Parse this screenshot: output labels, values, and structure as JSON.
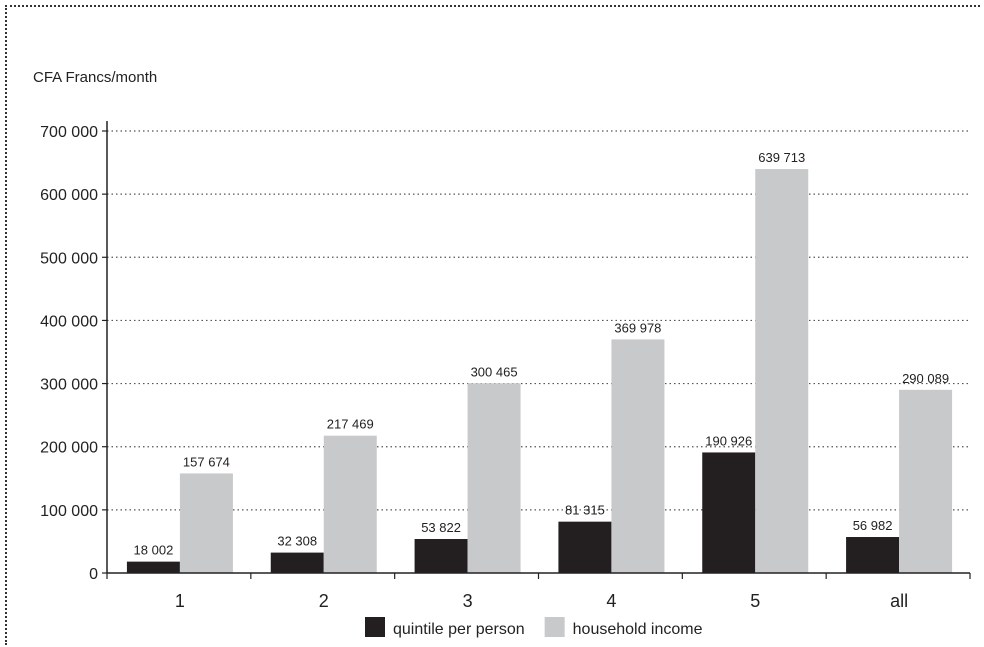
{
  "chart_data": {
    "type": "bar",
    "title": "",
    "ylabel": "CFA Francs/month",
    "xlabel": "",
    "categories": [
      "1",
      "2",
      "3",
      "4",
      "5",
      "all"
    ],
    "series": [
      {
        "name": "quintile per person",
        "color": "#231f20",
        "values": [
          18002,
          32308,
          53822,
          81315,
          190926,
          56982
        ],
        "labels": [
          "18 002",
          "32 308",
          "53 822",
          "81 315",
          "190 926",
          "56 982"
        ]
      },
      {
        "name": "household income",
        "color": "#c8c9ca",
        "values": [
          157674,
          217469,
          300465,
          369978,
          639713,
          290089
        ],
        "labels": [
          "157 674",
          "217 469",
          "300 465",
          "369 978",
          "639 713",
          "290 089"
        ]
      }
    ],
    "ylim": [
      0,
      700000
    ],
    "yticks": [
      0,
      100000,
      200000,
      300000,
      400000,
      500000,
      600000,
      700000
    ],
    "ytick_labels": [
      "0",
      "100 000",
      "200 000",
      "300 000",
      "400 000",
      "500 000",
      "600 000",
      "700 000"
    ],
    "grid": "horizontal-dotted",
    "legend_position": "bottom-center"
  }
}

------------------------------------------------

__TO DO__
What is needed is an exact reproduction of the data, pictures excluded.

__COMPLETE ANSWER__
Parse this screenshot: output labels, values, and structure as JSON.
{
  "chart_data": {
    "type": "bar",
    "title": "",
    "ylabel": "CFA Francs/month",
    "xlabel": "",
    "categories": [
      "1",
      "2",
      "3",
      "4",
      "5",
      "all"
    ],
    "series": [
      {
        "name": "quintile per person",
        "color": "#231f20",
        "values": [
          18002,
          32308,
          53822,
          81315,
          190926,
          56982
        ],
        "labels": [
          "18 002",
          "32 308",
          "53 822",
          "81 315",
          "190 926",
          "56 982"
        ]
      },
      {
        "name": "household income",
        "color": "#c8c9ca",
        "values": [
          157674,
          217469,
          300465,
          369978,
          639713,
          290089
        ],
        "labels": [
          "157 674",
          "217 469",
          "300 465",
          "369 978",
          "639 713",
          "290 089"
        ]
      }
    ],
    "ylim": [
      0,
      700000
    ],
    "yticks": [
      0,
      100000,
      200000,
      300000,
      400000,
      500000,
      600000,
      700000
    ],
    "ytick_labels": [
      "0",
      "100 000",
      "200 000",
      "300 000",
      "400 000",
      "500 000",
      "600 000",
      "700 000"
    ],
    "grid": "horizontal-dotted",
    "legend_position": "bottom-center"
  }
}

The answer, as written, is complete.